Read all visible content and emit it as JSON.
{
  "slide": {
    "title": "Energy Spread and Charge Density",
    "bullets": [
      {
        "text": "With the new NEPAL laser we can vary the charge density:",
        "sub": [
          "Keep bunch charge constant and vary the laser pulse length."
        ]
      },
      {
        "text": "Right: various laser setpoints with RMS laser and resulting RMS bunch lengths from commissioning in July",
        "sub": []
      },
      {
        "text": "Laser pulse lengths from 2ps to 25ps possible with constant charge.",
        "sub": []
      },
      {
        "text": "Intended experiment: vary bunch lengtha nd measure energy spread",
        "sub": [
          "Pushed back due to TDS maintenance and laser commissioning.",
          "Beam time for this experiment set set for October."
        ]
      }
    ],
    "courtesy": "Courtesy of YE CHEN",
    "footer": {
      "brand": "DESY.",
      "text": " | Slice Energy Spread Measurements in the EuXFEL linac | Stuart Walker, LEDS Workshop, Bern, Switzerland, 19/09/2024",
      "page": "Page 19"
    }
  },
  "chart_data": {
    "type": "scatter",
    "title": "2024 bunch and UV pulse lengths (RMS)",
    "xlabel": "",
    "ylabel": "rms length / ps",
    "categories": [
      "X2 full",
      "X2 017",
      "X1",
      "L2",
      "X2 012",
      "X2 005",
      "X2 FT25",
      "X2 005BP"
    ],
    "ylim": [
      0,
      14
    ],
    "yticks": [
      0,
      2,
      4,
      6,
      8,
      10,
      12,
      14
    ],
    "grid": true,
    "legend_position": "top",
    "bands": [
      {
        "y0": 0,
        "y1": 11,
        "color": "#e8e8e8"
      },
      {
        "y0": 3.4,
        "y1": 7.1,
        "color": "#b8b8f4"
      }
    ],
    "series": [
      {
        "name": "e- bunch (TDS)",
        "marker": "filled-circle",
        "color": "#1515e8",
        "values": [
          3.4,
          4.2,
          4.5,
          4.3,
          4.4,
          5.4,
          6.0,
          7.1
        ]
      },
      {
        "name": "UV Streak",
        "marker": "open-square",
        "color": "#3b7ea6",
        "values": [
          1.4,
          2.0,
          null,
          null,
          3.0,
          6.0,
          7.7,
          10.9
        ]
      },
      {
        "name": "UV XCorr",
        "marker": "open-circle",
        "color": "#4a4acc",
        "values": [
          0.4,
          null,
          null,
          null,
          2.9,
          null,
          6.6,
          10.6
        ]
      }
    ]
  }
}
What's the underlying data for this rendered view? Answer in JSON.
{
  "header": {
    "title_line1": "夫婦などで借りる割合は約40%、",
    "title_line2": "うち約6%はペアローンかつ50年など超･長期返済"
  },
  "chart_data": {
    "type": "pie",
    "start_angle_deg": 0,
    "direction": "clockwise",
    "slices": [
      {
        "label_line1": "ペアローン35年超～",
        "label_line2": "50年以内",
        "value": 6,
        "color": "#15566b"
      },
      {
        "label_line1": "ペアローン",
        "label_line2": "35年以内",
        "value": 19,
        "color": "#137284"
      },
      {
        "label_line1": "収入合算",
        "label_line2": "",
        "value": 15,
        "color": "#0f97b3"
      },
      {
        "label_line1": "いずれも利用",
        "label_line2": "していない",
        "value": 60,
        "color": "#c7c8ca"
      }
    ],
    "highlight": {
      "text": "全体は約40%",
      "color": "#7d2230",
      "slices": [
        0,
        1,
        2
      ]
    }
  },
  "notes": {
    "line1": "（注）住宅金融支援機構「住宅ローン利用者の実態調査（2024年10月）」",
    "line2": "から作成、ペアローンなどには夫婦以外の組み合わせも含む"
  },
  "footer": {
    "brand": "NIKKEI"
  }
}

*GIVEN PROBLEM*
Identify the lines that hold the word "pulse". Copy every one of them.

*ANSWER TO THE PROBLEM*
          "Keep bunch charge constant and vary the laser pulse length."
        "text": "Laser pulse lengths from 2ps to 25ps possible with constant charge.",
    "title": "2024 bunch and UV pulse lengths (RMS)",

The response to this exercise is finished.